## start Record excerpts

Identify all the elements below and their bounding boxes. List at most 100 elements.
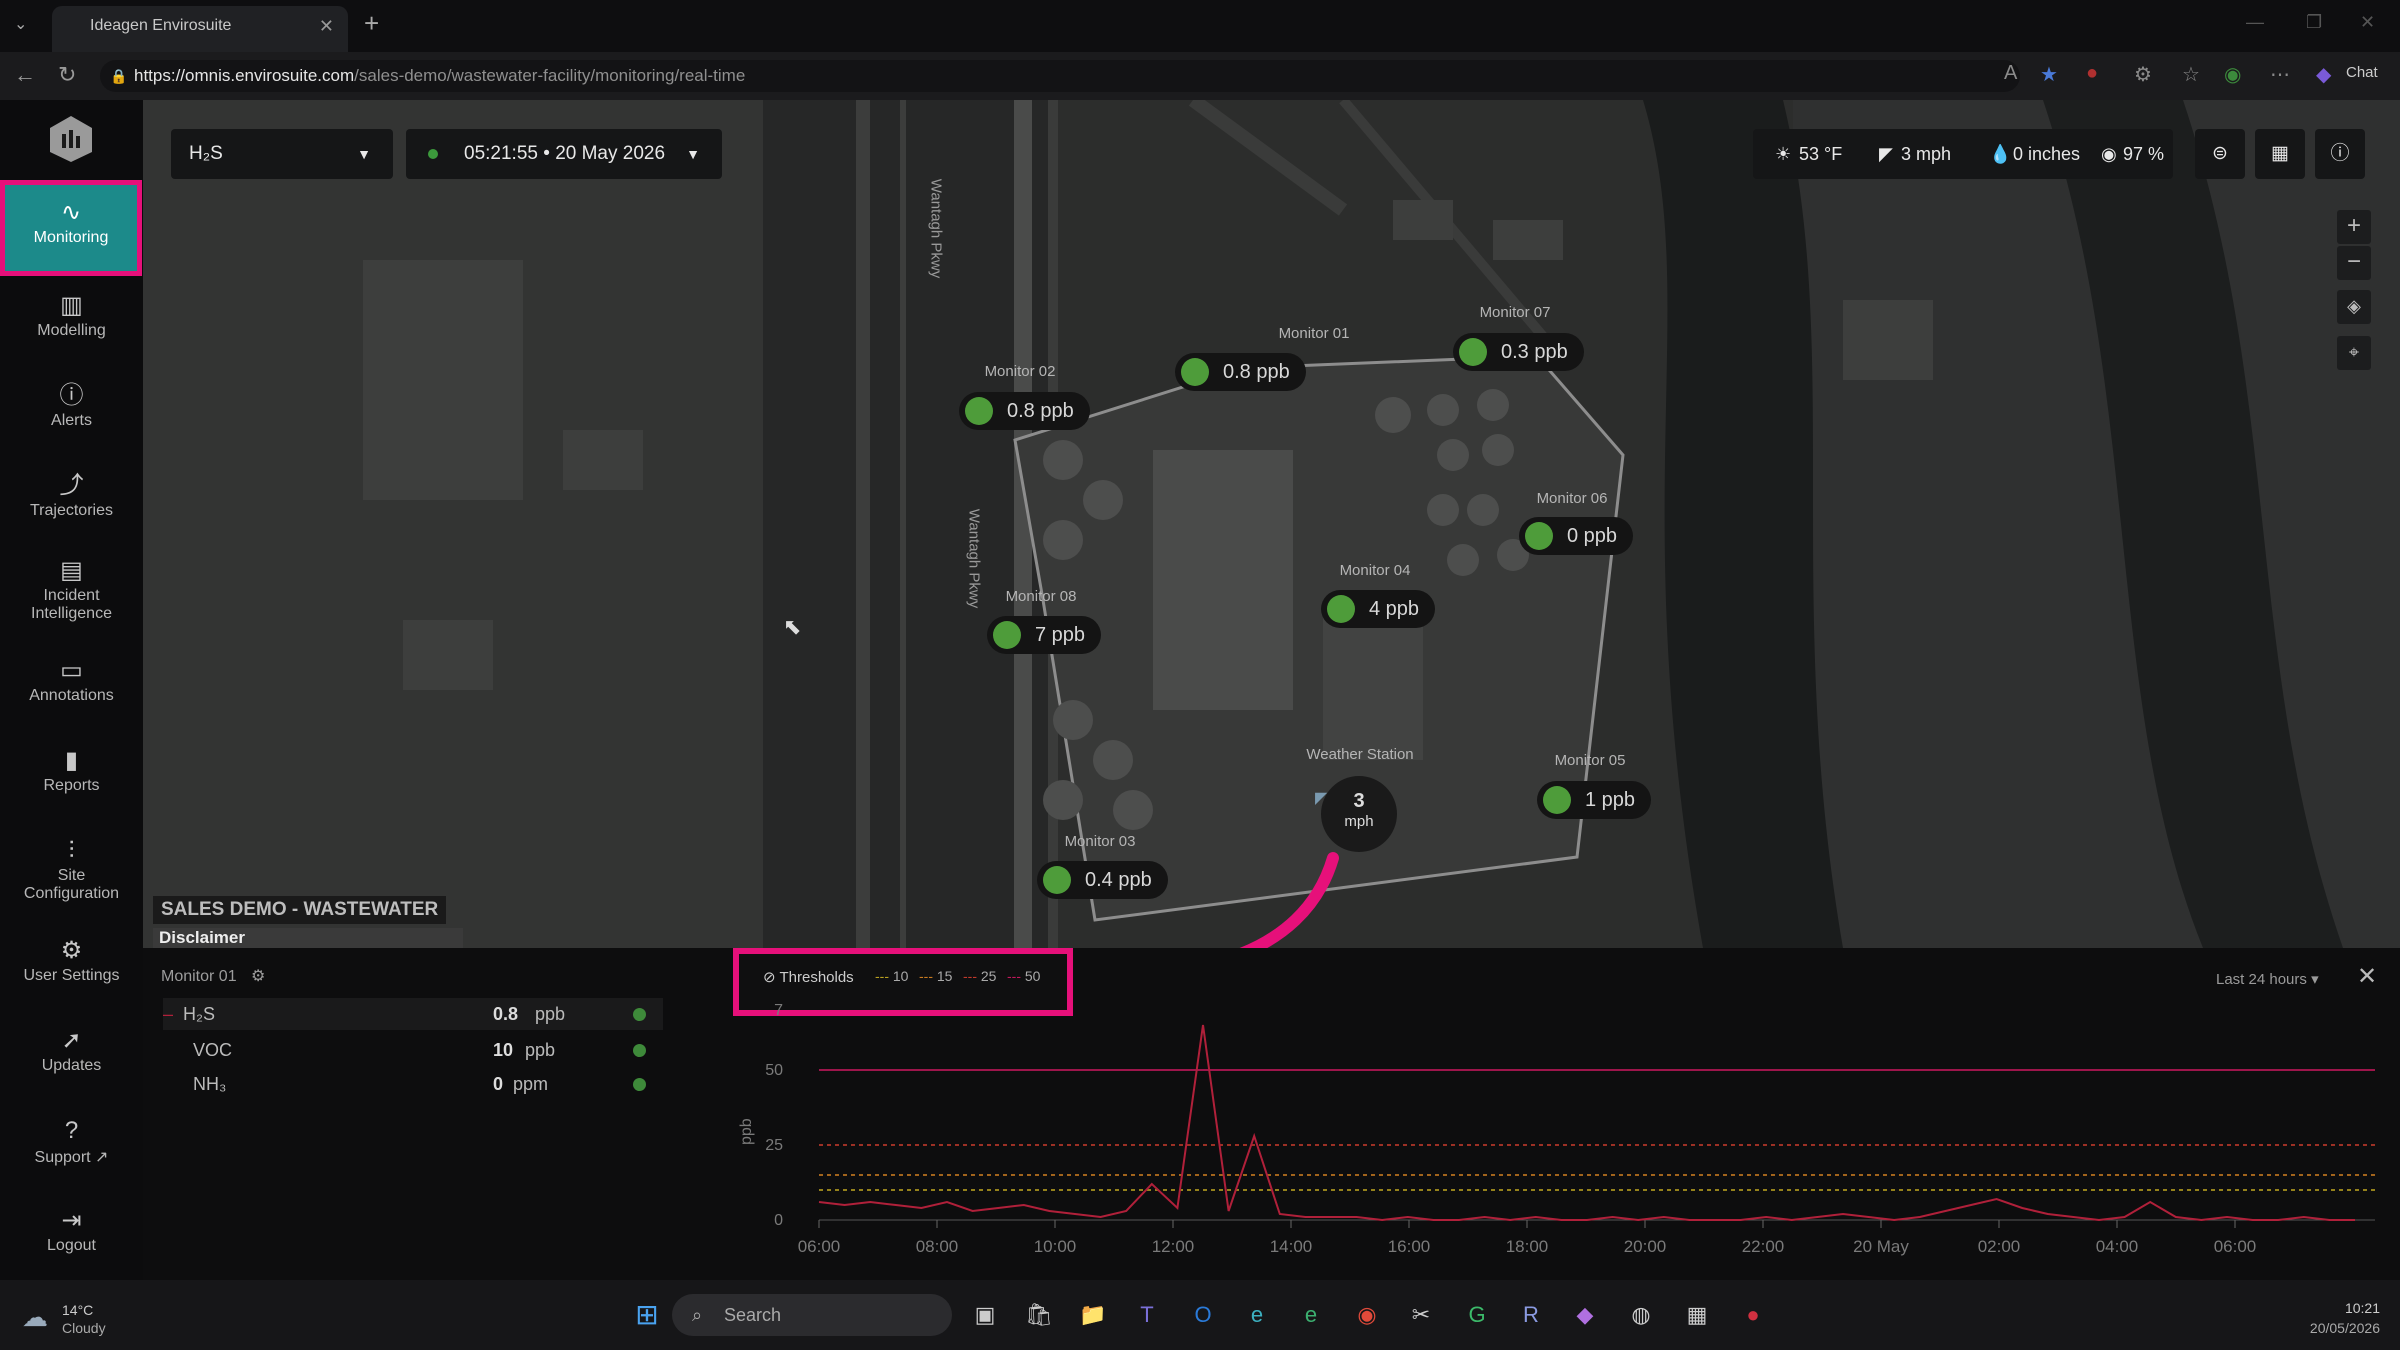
sidebar-item-label: Alerts	[51, 412, 92, 429]
weather-desc: Cloudy	[62, 1320, 106, 1336]
more-menu-icon[interactable]: ⋯	[2270, 62, 2290, 87]
tab-list-icon[interactable]: ⌄	[14, 14, 27, 34]
app-r-icon[interactable]: R	[1514, 1298, 1548, 1332]
zoom-in-button[interactable]: +	[2337, 210, 2371, 244]
sidebar-item-alerts[interactable]: ⓘ Alerts	[0, 380, 143, 430]
pollutant-value: 0	[493, 1074, 504, 1094]
browser-tab[interactable]: Ideagen Envirosuite ✕	[52, 6, 348, 52]
monitor-value: 4 ppb	[1369, 598, 1420, 620]
store-icon[interactable]: 🛍	[1022, 1298, 1056, 1332]
sidebar-item-annotations[interactable]: ▭ Annotations	[0, 655, 143, 705]
app-icon[interactable]: ◍	[1624, 1298, 1658, 1332]
pollutant-row[interactable]: – H₂S 0.8 ppb	[163, 998, 663, 1030]
monitor-06-marker[interactable]: 0 ppb	[1519, 517, 1634, 555]
calculator-icon[interactable]: ▦	[1680, 1298, 1714, 1332]
site-info-icon[interactable]: 🔒	[110, 60, 127, 92]
filter-button[interactable]: ⊜	[2195, 129, 2245, 179]
minimize-icon[interactable]: —	[2246, 12, 2264, 33]
x-tick-label: 08:00	[916, 1237, 959, 1256]
weather-temp[interactable]: 14°C	[62, 1302, 93, 1318]
app-red-icon[interactable]: ●	[1736, 1298, 1770, 1332]
url-field[interactable]: 🔒 https://omnis.envirosuite.com/sales-de…	[100, 60, 2020, 92]
favorites-icon[interactable]: ☆	[2182, 62, 2200, 87]
sidebar-item-updates[interactable]: ➚ Updates	[0, 1025, 143, 1075]
monitor-05-marker[interactable]: 1 ppb	[1537, 781, 1652, 819]
alerts-button[interactable]: ⓘ	[2315, 129, 2365, 179]
rain-value: 0 inches	[2013, 144, 2081, 164]
gear-icon: ⚙	[60, 937, 83, 964]
thresholds-toggle[interactable]: ⊘ Thresholds	[763, 968, 854, 986]
sidebar-item-trajectories[interactable]: ⤴ Trajectories	[0, 470, 143, 520]
close-panel-icon[interactable]: ✕	[2357, 962, 2377, 991]
time-select[interactable]: 05:21:55 • 20 May 2026 ▼	[406, 129, 722, 179]
taskbar-search[interactable]: ⌕ Search	[672, 1294, 952, 1336]
monitor-03-marker[interactable]: 0.4 ppb	[1037, 861, 1168, 899]
monitor-04-marker[interactable]: 4 ppb	[1321, 590, 1436, 628]
grammarly-icon[interactable]: G	[1460, 1298, 1494, 1332]
sidebar-item-logout[interactable]: ⇥ Logout	[0, 1205, 143, 1255]
sidebar-item-support[interactable]: ? Support ↗	[0, 1115, 143, 1167]
pollutant-row[interactable]: NH₃ 0 ppm	[163, 1068, 663, 1100]
grid-view-button[interactable]: ▦	[2255, 129, 2305, 179]
new-tab-icon[interactable]: +	[364, 8, 379, 39]
edge-beta-icon[interactable]: e	[1294, 1298, 1328, 1332]
back-icon[interactable]: ←	[14, 62, 36, 88]
monitor-02-marker[interactable]: 0.8 ppb	[959, 392, 1090, 430]
sidebar-item-label: Modelling	[37, 322, 106, 339]
close-tab-icon[interactable]: ✕	[319, 6, 334, 46]
task-view-icon[interactable]: ▣	[968, 1298, 1002, 1332]
location-button[interactable]: ⌖	[2337, 336, 2371, 370]
extensions-puzzle-icon[interactable]: ⚙	[2134, 62, 2152, 87]
sidebar-item-modelling[interactable]: ▥ Modelling	[0, 290, 143, 340]
map-view[interactable]: Wantagh Pkwy Wantagh Pkwy H₂S ▼ 05:21:55…	[143, 100, 2400, 948]
read-aloud-icon[interactable]: A	[2004, 62, 2017, 85]
logout-icon: ⇥	[61, 1207, 82, 1234]
copilot-app-icon[interactable]: ◆	[1568, 1298, 1602, 1332]
zoom-out-button[interactable]: −	[2337, 246, 2371, 280]
settings-icon[interactable]: ⚙	[251, 968, 265, 985]
sidebar-item-user-settings[interactable]: ⚙ User Settings	[0, 935, 143, 985]
weather-station-marker[interactable]: ◤ 3 mph	[1315, 776, 1397, 852]
file-explorer-icon[interactable]: 📁	[1076, 1298, 1110, 1332]
annotation-icon: ▭	[60, 657, 83, 684]
eye-off-icon: ⊘	[763, 969, 776, 986]
monitor-07-marker[interactable]: 0.3 ppb	[1453, 333, 1584, 371]
taskbar: ☁ 14°C Cloudy ⊞ ⌕ Search ▣ 🛍 📁 T O e e ◉…	[0, 1280, 2400, 1350]
profile-avatar-icon[interactable]: ◉	[2224, 62, 2241, 87]
monitor-label: Monitor 02	[984, 363, 1056, 380]
pollutant-name: H₂S	[183, 1004, 215, 1024]
time-range-select[interactable]: Last 24 hours ▾	[2216, 970, 2319, 988]
extension-icon[interactable]: ●	[2086, 62, 2098, 85]
favorite-star-icon[interactable]: ★	[2040, 62, 2058, 87]
sidebar-item-site-configuration[interactable]: ⫶ Site Configuration	[0, 835, 143, 903]
layers-button[interactable]: ◈	[2337, 290, 2371, 324]
trajectory-icon: ⤴	[59, 472, 84, 499]
chat-label[interactable]: Chat	[2346, 64, 2378, 81]
monitor-08-marker[interactable]: 7 ppb	[987, 616, 1102, 654]
edge-icon[interactable]: e	[1240, 1298, 1274, 1332]
outlook-icon[interactable]: O	[1186, 1298, 1220, 1332]
app-logo[interactable]	[48, 114, 94, 164]
pollutant-select[interactable]: H₂S ▼	[171, 129, 393, 179]
sidebar-item-label: Annotations	[29, 687, 114, 704]
threshold-value: 15	[936, 968, 953, 984]
snipping-tool-icon[interactable]: ✂	[1404, 1298, 1438, 1332]
windows-start-icon[interactable]: ⊞	[630, 1298, 664, 1332]
app-sidebar: ∿ Monitoring ▥ Modelling ⓘ Alerts ⤴ Traj…	[0, 100, 143, 1280]
sidebar-item-incident-intelligence[interactable]: ▤ Incident Intelligence	[0, 555, 143, 623]
sidebar-item-monitoring[interactable]: ∿ Monitoring	[0, 180, 142, 276]
copilot-icon[interactable]: ◆	[2316, 62, 2331, 87]
window-close-icon[interactable]: ✕	[2360, 12, 2375, 33]
chrome-icon[interactable]: ◉	[1350, 1298, 1384, 1332]
disclaimer-link[interactable]: Disclaimer	[153, 928, 463, 948]
monitor-01-marker[interactable]: 0.8 ppb	[1175, 353, 1306, 391]
teams-icon[interactable]: T	[1130, 1298, 1164, 1332]
thresholds-legend[interactable]: ⊘ Thresholds --- 10 --- 15 --- 25 --- 50	[733, 948, 1073, 1016]
reload-icon[interactable]: ↻	[58, 62, 76, 88]
sidebar-item-reports[interactable]: ▮ Reports	[0, 745, 143, 795]
monitor-label: Monitor 04	[1339, 562, 1411, 579]
pollutant-row[interactable]: VOC 10 ppb	[163, 1034, 663, 1066]
pollutant-name: NH₃	[193, 1074, 227, 1094]
restore-icon[interactable]: ❐	[2306, 12, 2322, 33]
clock-time[interactable]: 10:21	[2330, 1300, 2380, 1316]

## end Record excerpts

Can you write out the lines above again, substituting "nav-item" for every "sidebar-item" while keeping everything else the same and omitting the pictures?

Identify all the elements below and their bounding boxes. List at most 100 elements.
nav-item-label: Alerts	[51, 412, 92, 429]
weather-desc: Cloudy	[62, 1320, 106, 1336]
more-menu-icon[interactable]: ⋯	[2270, 62, 2290, 87]
tab-list-icon[interactable]: ⌄	[14, 14, 27, 34]
app-r-icon[interactable]: R	[1514, 1298, 1548, 1332]
zoom-in-button[interactable]: +	[2337, 210, 2371, 244]
nav-item-alerts[interactable]: ⓘ Alerts	[0, 380, 143, 430]
pollutant-value: 0	[493, 1074, 504, 1094]
browser-tab[interactable]: Ideagen Envirosuite ✕	[52, 6, 348, 52]
monitor-value: 4 ppb	[1369, 598, 1420, 620]
store-icon[interactable]: 🛍	[1022, 1298, 1056, 1332]
nav-item-annotations[interactable]: ▭ Annotations	[0, 655, 143, 705]
app-icon[interactable]: ◍	[1624, 1298, 1658, 1332]
pollutant-row[interactable]: – H₂S 0.8 ppb	[163, 998, 663, 1030]
monitor-06-marker[interactable]: 0 ppb	[1519, 517, 1634, 555]
calculator-icon[interactable]: ▦	[1680, 1298, 1714, 1332]
site-info-icon[interactable]: 🔒	[110, 60, 127, 92]
filter-button[interactable]: ⊜	[2195, 129, 2245, 179]
minimize-icon[interactable]: —	[2246, 12, 2264, 33]
x-tick-label: 08:00	[916, 1237, 959, 1256]
weather-temp[interactable]: 14°C	[62, 1302, 93, 1318]
app-red-icon[interactable]: ●	[1736, 1298, 1770, 1332]
url-field[interactable]: 🔒 https://omnis.envirosuite.com/sales-de…	[100, 60, 2020, 92]
favorites-icon[interactable]: ☆	[2182, 62, 2200, 87]
nav-item-updates[interactable]: ➚ Updates	[0, 1025, 143, 1075]
monitor-05-marker[interactable]: 1 ppb	[1537, 781, 1652, 819]
alerts-button[interactable]: ⓘ	[2315, 129, 2365, 179]
rain-value: 0 inches	[2013, 144, 2081, 164]
gear-icon: ⚙	[60, 937, 83, 964]
thresholds-toggle[interactable]: ⊘ Thresholds	[763, 968, 854, 986]
nav-item-trajectories[interactable]: ⤴ Trajectories	[0, 470, 143, 520]
close-panel-icon[interactable]: ✕	[2357, 962, 2377, 991]
time-select[interactable]: 05:21:55 • 20 May 2026 ▼	[406, 129, 722, 179]
taskbar-search[interactable]: ⌕ Search	[672, 1294, 952, 1336]
monitor-03-marker[interactable]: 0.4 ppb	[1037, 861, 1168, 899]
monitor-04-marker[interactable]: 4 ppb	[1321, 590, 1436, 628]
grammarly-icon[interactable]: G	[1460, 1298, 1494, 1332]
nav-item-logout[interactable]: ⇥ Logout	[0, 1205, 143, 1255]
nav-item-support[interactable]: ? Support ↗	[0, 1115, 143, 1167]
pollutant-row[interactable]: NH₃ 0 ppm	[163, 1068, 663, 1100]
grid-view-button[interactable]: ▦	[2255, 129, 2305, 179]
new-tab-icon[interactable]: +	[364, 8, 379, 39]
edge-beta-icon[interactable]: e	[1294, 1298, 1328, 1332]
back-icon[interactable]: ←	[14, 62, 36, 88]
monitor-02-marker[interactable]: 0.8 ppb	[959, 392, 1090, 430]
nav-item-label: Modelling	[37, 322, 106, 339]
close-tab-icon[interactable]: ✕	[319, 6, 334, 46]
task-view-icon[interactable]: ▣	[968, 1298, 1002, 1332]
location-button[interactable]: ⌖	[2337, 336, 2371, 370]
extensions-puzzle-icon[interactable]: ⚙	[2134, 62, 2152, 87]
nav-item-modelling[interactable]: ▥ Modelling	[0, 290, 143, 340]
map-view[interactable]: Wantagh Pkwy Wantagh Pkwy H₂S ▼ 05:21:55…	[143, 100, 2400, 948]
read-aloud-icon[interactable]: A	[2004, 62, 2017, 85]
logout-icon: ⇥	[61, 1207, 82, 1234]
copilot-app-icon[interactable]: ◆	[1568, 1298, 1602, 1332]
zoom-out-button[interactable]: −	[2337, 246, 2371, 280]
settings-icon[interactable]: ⚙	[251, 968, 265, 985]
nav-item-user-settings[interactable]: ⚙ User Settings	[0, 935, 143, 985]
weather-station-marker[interactable]: ◤ 3 mph	[1315, 776, 1397, 852]
file-explorer-icon[interactable]: 📁	[1076, 1298, 1110, 1332]
annotation-icon: ▭	[60, 657, 83, 684]
eye-off-icon: ⊘	[763, 969, 776, 986]
monitor-07-marker[interactable]: 0.3 ppb	[1453, 333, 1584, 371]
taskbar: ☁ 14°C Cloudy ⊞ ⌕ Search ▣ 🛍 📁 T O e e ◉…	[0, 1280, 2400, 1350]
profile-avatar-icon[interactable]: ◉	[2224, 62, 2241, 87]
monitor-label: Monitor 02	[984, 363, 1056, 380]
pollutant-name: H₂S	[183, 1004, 215, 1024]
time-range-select[interactable]: Last 24 hours ▾	[2216, 970, 2319, 988]
extension-icon[interactable]: ●	[2086, 62, 2098, 85]
favorite-star-icon[interactable]: ★	[2040, 62, 2058, 87]
nav-item-site-configuration[interactable]: ⫶ Site Configuration	[0, 835, 143, 903]
layers-button[interactable]: ◈	[2337, 290, 2371, 324]
trajectory-icon: ⤴	[59, 472, 84, 499]
chat-label[interactable]: Chat	[2346, 64, 2378, 81]
monitor-08-marker[interactable]: 7 ppb	[987, 616, 1102, 654]
edge-icon[interactable]: e	[1240, 1298, 1274, 1332]
outlook-icon[interactable]: O	[1186, 1298, 1220, 1332]
app-logo[interactable]	[48, 114, 94, 164]
pollutant-select[interactable]: H₂S ▼	[171, 129, 393, 179]
nav-item-label: Annotations	[29, 687, 114, 704]
threshold-value: 15	[936, 968, 953, 984]
snipping-tool-icon[interactable]: ✂	[1404, 1298, 1438, 1332]
windows-start-icon[interactable]: ⊞	[630, 1298, 664, 1332]
app-sidebar: ∿ Monitoring ▥ Modelling ⓘ Alerts ⤴ Traj…	[0, 100, 143, 1280]
nav-item-incident-intelligence[interactable]: ▤ Incident Intelligence	[0, 555, 143, 623]
nav-item-monitoring[interactable]: ∿ Monitoring	[0, 180, 142, 276]
copilot-icon[interactable]: ◆	[2316, 62, 2331, 87]
window-close-icon[interactable]: ✕	[2360, 12, 2375, 33]
chrome-icon[interactable]: ◉	[1350, 1298, 1384, 1332]
disclaimer-link[interactable]: Disclaimer	[153, 928, 463, 948]
monitor-01-marker[interactable]: 0.8 ppb	[1175, 353, 1306, 391]
teams-icon[interactable]: T	[1130, 1298, 1164, 1332]
thresholds-legend[interactable]: ⊘ Thresholds --- 10 --- 15 --- 25 --- 50	[733, 948, 1073, 1016]
reload-icon[interactable]: ↻	[58, 62, 76, 88]
nav-item-reports[interactable]: ▮ Reports	[0, 745, 143, 795]
monitor-label: Monitor 04	[1339, 562, 1411, 579]
pollutant-row[interactable]: VOC 10 ppb	[163, 1034, 663, 1066]
pollutant-name: NH₃	[193, 1074, 227, 1094]
restore-icon[interactable]: ❐	[2306, 12, 2322, 33]
clock-time[interactable]: 10:21	[2330, 1300, 2380, 1316]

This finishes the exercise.